* **What is asked**
From the entries below, gather each line containing the word "true".

********************

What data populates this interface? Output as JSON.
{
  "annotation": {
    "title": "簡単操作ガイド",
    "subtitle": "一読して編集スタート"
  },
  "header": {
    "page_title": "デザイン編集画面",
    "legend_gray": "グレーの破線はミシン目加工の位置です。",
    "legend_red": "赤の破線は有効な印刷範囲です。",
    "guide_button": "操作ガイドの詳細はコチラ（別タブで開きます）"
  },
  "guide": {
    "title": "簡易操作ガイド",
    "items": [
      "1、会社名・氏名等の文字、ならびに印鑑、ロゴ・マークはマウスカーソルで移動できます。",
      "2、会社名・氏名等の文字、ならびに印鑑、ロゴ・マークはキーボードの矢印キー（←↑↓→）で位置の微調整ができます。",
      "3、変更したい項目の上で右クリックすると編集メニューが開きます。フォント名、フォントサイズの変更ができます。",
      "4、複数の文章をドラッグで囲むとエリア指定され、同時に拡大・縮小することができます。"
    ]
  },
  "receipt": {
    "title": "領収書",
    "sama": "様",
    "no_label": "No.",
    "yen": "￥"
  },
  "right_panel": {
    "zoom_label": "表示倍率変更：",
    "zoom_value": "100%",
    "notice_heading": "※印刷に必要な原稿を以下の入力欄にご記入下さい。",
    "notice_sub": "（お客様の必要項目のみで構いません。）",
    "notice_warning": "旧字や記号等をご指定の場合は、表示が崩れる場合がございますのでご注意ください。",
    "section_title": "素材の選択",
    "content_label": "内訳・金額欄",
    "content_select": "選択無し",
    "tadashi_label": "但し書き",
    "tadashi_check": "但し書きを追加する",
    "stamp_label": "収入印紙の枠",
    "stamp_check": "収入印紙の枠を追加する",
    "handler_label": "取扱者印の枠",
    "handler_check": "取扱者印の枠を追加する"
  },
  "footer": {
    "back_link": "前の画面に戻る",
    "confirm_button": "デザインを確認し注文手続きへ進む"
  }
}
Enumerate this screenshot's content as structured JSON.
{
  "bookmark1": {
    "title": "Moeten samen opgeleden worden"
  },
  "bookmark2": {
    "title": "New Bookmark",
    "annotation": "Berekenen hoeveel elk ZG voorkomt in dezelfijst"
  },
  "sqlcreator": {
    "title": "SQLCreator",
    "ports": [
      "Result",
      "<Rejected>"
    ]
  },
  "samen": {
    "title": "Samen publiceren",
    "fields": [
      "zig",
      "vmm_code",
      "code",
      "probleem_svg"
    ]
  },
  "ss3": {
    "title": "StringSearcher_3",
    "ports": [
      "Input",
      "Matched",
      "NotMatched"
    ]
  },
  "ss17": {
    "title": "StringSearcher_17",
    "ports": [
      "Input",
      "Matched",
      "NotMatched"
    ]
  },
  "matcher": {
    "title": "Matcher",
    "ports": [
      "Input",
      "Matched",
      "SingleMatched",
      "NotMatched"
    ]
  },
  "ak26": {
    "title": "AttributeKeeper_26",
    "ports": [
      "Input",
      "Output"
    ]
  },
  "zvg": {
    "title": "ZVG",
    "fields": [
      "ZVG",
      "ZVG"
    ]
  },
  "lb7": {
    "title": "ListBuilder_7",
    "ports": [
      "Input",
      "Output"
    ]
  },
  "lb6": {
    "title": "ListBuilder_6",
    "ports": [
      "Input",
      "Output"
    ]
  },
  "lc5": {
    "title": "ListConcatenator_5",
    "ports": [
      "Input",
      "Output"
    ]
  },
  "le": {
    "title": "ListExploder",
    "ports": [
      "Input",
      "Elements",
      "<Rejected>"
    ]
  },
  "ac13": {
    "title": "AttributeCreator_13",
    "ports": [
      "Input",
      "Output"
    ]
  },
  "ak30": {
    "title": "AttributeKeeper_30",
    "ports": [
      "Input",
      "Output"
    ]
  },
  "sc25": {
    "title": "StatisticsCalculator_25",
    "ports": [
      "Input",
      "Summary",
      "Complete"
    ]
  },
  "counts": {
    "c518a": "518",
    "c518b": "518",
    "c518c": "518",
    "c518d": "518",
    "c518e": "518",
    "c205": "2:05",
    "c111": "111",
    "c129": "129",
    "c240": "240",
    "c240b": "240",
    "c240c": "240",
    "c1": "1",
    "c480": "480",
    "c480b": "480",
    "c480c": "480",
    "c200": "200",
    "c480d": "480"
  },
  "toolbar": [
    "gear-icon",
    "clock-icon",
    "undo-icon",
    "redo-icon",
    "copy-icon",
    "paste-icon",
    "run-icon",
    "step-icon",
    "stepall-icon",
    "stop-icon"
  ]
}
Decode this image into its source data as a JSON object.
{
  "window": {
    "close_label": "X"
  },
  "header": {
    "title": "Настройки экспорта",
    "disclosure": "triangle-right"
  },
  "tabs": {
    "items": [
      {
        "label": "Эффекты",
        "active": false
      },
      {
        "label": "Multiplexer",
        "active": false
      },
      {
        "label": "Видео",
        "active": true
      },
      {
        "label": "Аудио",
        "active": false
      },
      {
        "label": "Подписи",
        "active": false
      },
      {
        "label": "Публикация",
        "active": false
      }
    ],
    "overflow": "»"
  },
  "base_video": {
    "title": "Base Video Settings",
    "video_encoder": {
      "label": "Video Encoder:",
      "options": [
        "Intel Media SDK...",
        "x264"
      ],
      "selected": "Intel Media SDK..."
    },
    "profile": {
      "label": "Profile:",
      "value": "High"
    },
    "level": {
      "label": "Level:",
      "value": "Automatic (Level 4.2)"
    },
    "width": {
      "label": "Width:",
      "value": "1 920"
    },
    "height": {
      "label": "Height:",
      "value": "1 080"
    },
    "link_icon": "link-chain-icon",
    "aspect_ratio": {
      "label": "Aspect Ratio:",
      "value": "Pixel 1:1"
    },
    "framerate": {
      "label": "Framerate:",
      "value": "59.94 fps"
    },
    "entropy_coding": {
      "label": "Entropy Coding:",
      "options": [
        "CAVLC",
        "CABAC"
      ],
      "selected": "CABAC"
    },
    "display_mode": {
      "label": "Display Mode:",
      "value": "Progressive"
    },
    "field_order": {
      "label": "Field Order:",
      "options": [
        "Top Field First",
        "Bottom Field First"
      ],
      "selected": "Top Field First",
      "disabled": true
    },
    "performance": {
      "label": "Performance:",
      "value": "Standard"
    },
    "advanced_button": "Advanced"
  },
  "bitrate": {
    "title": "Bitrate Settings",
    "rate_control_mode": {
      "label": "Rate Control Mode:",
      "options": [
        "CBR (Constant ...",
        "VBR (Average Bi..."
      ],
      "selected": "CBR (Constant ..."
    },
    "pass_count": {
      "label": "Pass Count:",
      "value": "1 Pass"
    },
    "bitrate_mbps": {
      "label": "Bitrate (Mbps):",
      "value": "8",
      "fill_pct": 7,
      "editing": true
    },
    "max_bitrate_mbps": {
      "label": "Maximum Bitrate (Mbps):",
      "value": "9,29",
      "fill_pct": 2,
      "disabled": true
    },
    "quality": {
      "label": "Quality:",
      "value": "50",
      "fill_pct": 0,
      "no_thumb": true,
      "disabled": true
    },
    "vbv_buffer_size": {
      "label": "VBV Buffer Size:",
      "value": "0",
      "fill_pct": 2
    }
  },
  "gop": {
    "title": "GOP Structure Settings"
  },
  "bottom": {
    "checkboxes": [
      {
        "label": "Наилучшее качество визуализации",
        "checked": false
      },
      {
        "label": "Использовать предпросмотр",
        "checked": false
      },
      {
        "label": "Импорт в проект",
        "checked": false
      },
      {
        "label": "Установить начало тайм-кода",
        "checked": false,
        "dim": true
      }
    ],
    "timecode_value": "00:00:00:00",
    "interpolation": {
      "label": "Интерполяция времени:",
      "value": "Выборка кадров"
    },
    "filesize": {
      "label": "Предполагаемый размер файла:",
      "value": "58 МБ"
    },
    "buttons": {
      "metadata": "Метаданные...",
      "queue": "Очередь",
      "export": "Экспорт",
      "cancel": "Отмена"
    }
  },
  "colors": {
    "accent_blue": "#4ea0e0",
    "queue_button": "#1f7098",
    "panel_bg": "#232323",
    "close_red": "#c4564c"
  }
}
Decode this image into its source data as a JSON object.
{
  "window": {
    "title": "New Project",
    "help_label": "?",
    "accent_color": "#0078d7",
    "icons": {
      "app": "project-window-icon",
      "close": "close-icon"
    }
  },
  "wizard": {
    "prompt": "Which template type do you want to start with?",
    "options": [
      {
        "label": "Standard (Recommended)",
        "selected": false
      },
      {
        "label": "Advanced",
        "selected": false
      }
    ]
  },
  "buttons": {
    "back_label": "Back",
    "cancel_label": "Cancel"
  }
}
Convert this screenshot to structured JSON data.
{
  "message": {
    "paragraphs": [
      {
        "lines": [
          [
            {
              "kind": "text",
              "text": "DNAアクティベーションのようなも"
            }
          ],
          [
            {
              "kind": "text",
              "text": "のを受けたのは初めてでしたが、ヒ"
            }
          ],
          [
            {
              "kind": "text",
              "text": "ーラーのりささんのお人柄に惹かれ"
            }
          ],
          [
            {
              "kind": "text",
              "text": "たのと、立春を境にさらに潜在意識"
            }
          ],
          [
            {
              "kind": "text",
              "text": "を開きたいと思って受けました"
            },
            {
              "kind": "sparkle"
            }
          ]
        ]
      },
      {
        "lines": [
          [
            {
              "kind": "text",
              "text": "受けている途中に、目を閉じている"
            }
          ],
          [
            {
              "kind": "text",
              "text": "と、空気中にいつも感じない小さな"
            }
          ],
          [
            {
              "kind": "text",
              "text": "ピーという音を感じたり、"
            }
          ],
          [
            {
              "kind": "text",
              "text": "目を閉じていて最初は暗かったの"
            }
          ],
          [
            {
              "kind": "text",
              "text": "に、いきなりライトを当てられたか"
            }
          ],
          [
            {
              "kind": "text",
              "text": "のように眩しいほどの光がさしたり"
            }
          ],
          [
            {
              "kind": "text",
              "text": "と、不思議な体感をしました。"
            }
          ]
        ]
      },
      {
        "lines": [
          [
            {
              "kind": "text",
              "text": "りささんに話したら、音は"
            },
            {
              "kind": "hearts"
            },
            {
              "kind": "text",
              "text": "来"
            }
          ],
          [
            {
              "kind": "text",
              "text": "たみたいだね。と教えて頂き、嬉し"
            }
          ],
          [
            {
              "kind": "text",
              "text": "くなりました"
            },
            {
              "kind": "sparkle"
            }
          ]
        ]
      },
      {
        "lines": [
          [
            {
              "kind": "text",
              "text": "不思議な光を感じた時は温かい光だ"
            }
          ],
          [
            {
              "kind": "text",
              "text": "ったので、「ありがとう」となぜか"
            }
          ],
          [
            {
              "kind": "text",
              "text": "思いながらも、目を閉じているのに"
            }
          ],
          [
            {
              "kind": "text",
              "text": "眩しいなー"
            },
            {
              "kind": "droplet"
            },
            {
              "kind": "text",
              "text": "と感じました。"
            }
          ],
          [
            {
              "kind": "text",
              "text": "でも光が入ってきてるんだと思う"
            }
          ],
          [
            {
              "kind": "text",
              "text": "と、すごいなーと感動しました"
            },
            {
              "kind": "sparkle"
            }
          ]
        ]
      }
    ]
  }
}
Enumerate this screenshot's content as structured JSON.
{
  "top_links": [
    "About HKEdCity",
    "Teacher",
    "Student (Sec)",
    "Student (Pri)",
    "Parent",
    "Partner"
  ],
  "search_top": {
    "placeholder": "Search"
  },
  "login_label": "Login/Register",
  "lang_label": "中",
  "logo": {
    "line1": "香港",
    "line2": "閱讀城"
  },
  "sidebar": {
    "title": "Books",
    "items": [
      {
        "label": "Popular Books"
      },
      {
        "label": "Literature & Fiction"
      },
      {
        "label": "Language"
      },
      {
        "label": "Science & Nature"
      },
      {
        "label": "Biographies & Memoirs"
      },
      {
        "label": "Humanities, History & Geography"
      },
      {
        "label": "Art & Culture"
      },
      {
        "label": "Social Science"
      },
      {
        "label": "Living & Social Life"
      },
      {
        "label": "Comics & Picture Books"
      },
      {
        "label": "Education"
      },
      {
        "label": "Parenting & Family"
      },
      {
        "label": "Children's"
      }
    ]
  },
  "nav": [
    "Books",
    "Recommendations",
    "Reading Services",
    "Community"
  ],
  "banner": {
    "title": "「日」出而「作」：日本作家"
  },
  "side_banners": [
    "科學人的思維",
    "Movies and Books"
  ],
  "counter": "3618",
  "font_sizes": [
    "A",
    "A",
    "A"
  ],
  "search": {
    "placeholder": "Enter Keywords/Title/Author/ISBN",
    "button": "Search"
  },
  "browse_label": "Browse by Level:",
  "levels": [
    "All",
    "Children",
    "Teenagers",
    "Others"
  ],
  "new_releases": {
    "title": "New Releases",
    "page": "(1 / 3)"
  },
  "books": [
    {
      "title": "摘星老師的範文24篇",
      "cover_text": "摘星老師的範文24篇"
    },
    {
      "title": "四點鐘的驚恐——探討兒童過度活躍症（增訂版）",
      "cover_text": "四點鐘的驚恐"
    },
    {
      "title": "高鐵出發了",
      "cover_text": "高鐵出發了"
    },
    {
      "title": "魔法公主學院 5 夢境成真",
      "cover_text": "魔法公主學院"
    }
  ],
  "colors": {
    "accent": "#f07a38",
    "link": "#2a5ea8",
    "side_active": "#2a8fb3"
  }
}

********************

* **Result of the task**
        "active": true
      "disabled": true
      "editing": true
      "disabled": true
      "no_thumb": true,
      "disabled": true
        "dim": true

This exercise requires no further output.